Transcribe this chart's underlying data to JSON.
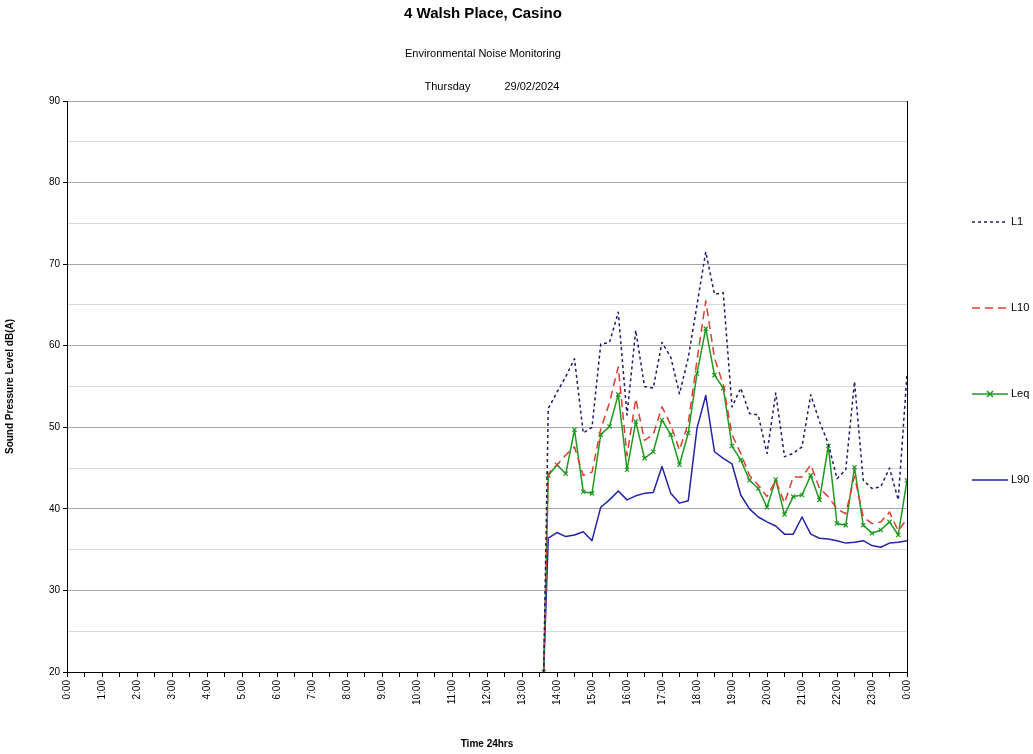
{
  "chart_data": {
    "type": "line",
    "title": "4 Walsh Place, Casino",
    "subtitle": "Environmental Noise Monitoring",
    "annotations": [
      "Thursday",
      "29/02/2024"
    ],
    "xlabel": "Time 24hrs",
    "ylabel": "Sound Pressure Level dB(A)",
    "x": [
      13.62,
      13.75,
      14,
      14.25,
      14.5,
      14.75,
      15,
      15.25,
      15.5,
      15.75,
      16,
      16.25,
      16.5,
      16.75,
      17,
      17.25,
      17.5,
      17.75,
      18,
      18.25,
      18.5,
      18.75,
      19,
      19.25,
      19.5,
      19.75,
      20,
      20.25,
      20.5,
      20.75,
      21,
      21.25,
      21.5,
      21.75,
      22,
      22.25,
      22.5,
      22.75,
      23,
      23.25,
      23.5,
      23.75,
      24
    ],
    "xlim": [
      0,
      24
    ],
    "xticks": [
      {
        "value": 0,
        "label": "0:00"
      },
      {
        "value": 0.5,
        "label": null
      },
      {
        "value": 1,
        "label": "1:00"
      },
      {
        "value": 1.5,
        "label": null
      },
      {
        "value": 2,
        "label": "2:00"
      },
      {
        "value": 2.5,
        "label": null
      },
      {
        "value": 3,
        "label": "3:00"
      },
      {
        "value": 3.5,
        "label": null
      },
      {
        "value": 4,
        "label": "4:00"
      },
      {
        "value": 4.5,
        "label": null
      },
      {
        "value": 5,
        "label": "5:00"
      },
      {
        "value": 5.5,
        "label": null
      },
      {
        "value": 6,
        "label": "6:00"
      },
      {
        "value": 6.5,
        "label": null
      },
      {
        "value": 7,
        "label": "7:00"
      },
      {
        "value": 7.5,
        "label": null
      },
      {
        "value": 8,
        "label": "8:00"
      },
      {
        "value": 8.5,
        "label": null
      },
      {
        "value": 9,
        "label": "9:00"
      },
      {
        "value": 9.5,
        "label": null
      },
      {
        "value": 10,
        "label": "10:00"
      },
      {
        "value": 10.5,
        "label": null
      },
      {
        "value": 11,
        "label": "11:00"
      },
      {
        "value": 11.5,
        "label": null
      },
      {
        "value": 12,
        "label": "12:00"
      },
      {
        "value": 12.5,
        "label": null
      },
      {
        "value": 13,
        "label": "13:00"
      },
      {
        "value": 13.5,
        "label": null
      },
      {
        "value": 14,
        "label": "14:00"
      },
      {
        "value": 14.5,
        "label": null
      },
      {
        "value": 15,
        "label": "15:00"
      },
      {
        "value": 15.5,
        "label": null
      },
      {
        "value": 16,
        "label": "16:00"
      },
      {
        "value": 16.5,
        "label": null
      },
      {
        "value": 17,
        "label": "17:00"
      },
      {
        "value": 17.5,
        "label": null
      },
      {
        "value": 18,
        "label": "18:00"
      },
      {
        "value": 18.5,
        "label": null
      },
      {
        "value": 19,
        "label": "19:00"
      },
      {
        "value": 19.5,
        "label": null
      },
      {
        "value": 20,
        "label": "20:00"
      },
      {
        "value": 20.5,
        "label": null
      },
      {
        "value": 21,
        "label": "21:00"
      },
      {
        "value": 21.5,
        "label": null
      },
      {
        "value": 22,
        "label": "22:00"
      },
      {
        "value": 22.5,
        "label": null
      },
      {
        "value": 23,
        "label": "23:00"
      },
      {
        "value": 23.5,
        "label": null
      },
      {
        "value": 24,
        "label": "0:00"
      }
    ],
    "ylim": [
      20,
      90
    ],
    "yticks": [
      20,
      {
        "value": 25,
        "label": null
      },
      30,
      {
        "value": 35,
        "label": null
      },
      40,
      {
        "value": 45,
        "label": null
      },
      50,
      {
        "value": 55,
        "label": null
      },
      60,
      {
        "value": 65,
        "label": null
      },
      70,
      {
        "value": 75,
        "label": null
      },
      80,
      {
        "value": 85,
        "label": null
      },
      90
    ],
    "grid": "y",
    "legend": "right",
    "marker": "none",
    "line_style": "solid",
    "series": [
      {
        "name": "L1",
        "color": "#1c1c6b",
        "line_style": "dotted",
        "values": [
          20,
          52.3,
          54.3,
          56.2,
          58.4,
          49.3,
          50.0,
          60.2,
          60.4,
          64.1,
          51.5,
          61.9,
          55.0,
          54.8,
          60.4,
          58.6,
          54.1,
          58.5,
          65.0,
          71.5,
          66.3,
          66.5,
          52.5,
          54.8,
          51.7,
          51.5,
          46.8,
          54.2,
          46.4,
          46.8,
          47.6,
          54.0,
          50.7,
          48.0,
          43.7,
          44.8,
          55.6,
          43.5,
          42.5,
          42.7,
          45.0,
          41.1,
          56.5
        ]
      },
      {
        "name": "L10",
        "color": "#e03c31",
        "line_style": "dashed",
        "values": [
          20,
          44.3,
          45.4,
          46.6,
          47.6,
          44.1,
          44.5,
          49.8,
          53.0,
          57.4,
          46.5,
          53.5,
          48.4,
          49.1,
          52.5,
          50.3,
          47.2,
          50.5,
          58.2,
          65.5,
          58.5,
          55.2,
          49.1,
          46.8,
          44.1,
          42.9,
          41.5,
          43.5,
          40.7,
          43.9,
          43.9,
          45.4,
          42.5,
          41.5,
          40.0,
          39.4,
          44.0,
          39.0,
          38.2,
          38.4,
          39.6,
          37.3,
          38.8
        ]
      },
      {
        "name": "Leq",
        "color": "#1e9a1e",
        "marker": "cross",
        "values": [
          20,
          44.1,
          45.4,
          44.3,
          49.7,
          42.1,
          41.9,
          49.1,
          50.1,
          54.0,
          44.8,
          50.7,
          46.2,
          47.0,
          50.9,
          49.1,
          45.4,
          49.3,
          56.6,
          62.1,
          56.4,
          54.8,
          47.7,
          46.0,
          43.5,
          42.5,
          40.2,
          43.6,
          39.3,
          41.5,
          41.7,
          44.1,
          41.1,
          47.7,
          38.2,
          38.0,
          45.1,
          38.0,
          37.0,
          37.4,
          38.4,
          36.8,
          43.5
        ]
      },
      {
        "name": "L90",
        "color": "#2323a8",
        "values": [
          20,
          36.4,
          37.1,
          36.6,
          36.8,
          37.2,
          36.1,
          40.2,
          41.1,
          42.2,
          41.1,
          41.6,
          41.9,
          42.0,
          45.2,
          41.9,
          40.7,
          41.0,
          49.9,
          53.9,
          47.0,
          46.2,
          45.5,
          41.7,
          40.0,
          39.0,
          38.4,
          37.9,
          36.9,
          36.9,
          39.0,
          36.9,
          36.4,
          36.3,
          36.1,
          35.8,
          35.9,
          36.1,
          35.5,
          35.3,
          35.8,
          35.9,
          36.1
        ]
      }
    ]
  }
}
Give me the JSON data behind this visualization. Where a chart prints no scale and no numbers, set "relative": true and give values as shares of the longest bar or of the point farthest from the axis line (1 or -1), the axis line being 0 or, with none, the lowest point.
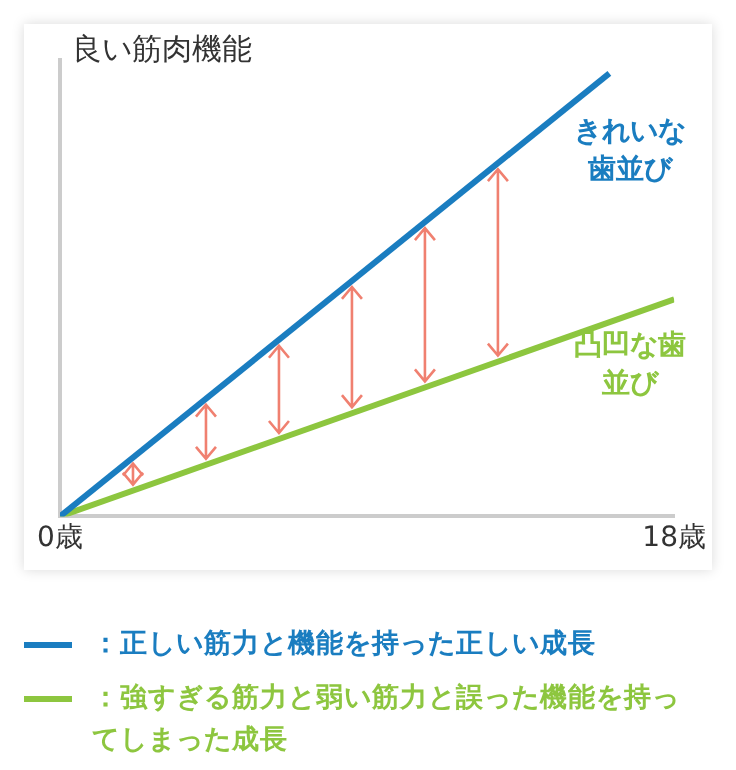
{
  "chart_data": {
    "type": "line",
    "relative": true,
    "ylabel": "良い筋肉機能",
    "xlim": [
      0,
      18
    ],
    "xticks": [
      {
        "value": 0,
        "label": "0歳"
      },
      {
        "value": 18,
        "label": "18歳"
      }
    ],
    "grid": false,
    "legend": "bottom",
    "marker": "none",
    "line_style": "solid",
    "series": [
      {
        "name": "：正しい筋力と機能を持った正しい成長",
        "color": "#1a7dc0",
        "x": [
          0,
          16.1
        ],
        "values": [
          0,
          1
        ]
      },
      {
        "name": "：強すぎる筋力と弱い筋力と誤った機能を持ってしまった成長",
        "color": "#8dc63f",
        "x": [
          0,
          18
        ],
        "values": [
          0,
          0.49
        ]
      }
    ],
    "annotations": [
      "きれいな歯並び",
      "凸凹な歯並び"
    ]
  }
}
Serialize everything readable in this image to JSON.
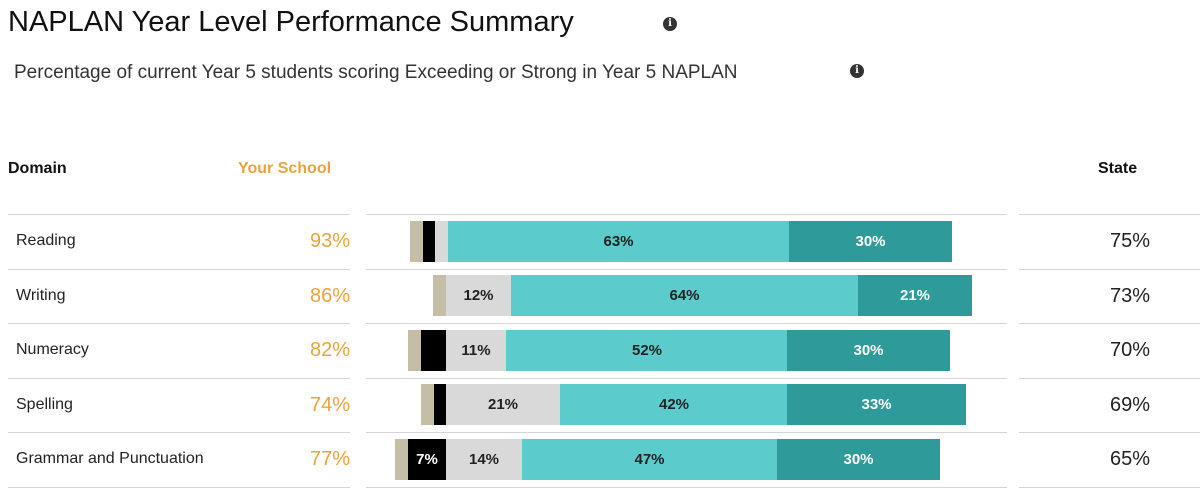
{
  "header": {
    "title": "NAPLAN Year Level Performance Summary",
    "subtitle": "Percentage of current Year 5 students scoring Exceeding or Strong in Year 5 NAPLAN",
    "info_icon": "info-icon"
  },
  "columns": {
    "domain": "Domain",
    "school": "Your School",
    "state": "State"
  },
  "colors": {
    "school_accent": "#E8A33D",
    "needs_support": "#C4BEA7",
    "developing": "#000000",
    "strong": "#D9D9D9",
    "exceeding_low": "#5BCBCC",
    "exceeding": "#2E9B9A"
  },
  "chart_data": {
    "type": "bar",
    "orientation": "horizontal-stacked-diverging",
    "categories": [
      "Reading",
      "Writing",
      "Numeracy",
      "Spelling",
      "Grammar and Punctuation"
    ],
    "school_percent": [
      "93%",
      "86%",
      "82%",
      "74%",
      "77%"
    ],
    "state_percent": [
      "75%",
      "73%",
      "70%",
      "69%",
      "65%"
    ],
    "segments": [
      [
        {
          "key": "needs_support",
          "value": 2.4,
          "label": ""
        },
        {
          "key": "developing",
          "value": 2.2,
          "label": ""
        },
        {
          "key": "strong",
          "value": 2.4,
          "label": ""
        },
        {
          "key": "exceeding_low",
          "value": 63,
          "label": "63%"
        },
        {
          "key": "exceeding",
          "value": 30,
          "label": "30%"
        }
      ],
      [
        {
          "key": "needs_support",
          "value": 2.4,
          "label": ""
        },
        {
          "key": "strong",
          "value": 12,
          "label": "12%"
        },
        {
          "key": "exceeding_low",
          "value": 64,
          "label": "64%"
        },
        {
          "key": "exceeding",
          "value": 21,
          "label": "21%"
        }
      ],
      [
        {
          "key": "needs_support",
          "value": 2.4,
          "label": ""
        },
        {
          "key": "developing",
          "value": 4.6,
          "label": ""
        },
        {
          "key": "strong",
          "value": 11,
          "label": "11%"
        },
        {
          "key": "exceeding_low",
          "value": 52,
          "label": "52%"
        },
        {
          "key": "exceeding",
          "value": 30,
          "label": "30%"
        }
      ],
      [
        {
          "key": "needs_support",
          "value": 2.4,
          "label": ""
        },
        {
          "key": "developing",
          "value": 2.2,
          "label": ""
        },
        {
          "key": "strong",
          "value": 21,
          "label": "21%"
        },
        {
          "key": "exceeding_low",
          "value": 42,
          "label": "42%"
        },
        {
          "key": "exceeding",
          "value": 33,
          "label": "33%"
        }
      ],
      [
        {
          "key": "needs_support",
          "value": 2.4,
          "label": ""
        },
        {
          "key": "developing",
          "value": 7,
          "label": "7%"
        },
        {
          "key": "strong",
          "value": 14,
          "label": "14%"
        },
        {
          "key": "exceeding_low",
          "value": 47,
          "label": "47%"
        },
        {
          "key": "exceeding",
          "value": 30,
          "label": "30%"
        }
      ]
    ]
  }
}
************
Track down every line of the material containing the string "relative", and copy it.

Give me the JSON data behind this visualization. Where a chart prints no scale and no numbers, set "relative": true and give values as shares of the longest bar or of the point farthest from the axis line (1 or -1), the axis line being 0 or, with none, the lowest point.
    "relative": true,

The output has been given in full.